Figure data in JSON
*-*-*

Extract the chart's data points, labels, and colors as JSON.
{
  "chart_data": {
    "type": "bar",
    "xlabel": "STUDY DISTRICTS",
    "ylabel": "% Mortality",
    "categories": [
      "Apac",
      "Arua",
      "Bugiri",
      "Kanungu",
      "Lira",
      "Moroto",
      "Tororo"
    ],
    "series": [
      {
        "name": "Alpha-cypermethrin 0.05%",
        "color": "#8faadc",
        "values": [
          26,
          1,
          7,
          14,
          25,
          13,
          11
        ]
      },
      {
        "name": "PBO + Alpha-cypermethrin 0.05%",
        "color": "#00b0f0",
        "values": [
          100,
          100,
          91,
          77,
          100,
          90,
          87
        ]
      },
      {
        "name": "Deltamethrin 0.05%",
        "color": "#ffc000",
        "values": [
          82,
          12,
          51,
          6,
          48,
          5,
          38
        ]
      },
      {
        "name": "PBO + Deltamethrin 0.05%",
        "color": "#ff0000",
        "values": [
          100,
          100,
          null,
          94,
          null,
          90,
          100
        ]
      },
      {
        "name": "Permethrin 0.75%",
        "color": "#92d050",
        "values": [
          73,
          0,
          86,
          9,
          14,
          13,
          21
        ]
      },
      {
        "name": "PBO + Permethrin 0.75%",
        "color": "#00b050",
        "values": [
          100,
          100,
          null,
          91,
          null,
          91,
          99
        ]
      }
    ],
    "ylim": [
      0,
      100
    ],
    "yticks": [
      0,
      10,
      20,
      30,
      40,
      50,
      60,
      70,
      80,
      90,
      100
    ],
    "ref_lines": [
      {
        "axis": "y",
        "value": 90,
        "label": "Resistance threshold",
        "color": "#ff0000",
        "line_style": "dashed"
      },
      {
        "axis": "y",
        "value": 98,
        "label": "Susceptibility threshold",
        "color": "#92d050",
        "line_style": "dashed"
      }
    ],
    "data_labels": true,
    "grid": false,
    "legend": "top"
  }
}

*-*-*

• YOUR INSTRUCTIONS: Give the listing again, word for word.

• RESPONSE TO THE EXERCISE:
Extract the chart's data points, labels, and colors as JSON.
{
  "chart_data": {
    "type": "bar",
    "xlabel": "STUDY DISTRICTS",
    "ylabel": "% Mortality",
    "categories": [
      "Apac",
      "Arua",
      "Bugiri",
      "Kanungu",
      "Lira",
      "Moroto",
      "Tororo"
    ],
    "series": [
      {
        "name": "Alpha-cypermethrin 0.05%",
        "color": "#8faadc",
        "values": [
          26,
          1,
          7,
          14,
          25,
          13,
          11
        ]
      },
      {
        "name": "PBO + Alpha-cypermethrin 0.05%",
        "color": "#00b0f0",
        "values": [
          100,
          100,
          91,
          77,
          100,
          90,
          87
        ]
      },
      {
        "name": "Deltamethrin 0.05%",
        "color": "#ffc000",
        "values": [
          82,
          12,
          51,
          6,
          48,
          5,
          38
        ]
      },
      {
        "name": "PBO + Deltamethrin 0.05%",
        "color": "#ff0000",
        "values": [
          100,
          100,
          null,
          94,
          null,
          90,
          100
        ]
      },
      {
        "name": "Permethrin 0.75%",
        "color": "#92d050",
        "values": [
          73,
          0,
          86,
          9,
          14,
          13,
          21
        ]
      },
      {
        "name": "PBO + Permethrin 0.75%",
        "color": "#00b050",
        "values": [
          100,
          100,
          null,
          91,
          null,
          91,
          99
        ]
      }
    ],
    "ylim": [
      0,
      100
    ],
    "yticks": [
      0,
      10,
      20,
      30,
      40,
      50,
      60,
      70,
      80,
      90,
      100
    ],
    "ref_lines": [
      {
        "axis": "y",
        "value": 90,
        "label": "Resistance threshold",
        "color": "#ff0000",
        "line_style": "dashed"
      },
      {
        "axis": "y",
        "value": 98,
        "label": "Susceptibility threshold",
        "color": "#92d050",
        "line_style": "dashed"
      }
    ],
    "data_labels": true,
    "grid": false,
    "legend": "top"
  }
}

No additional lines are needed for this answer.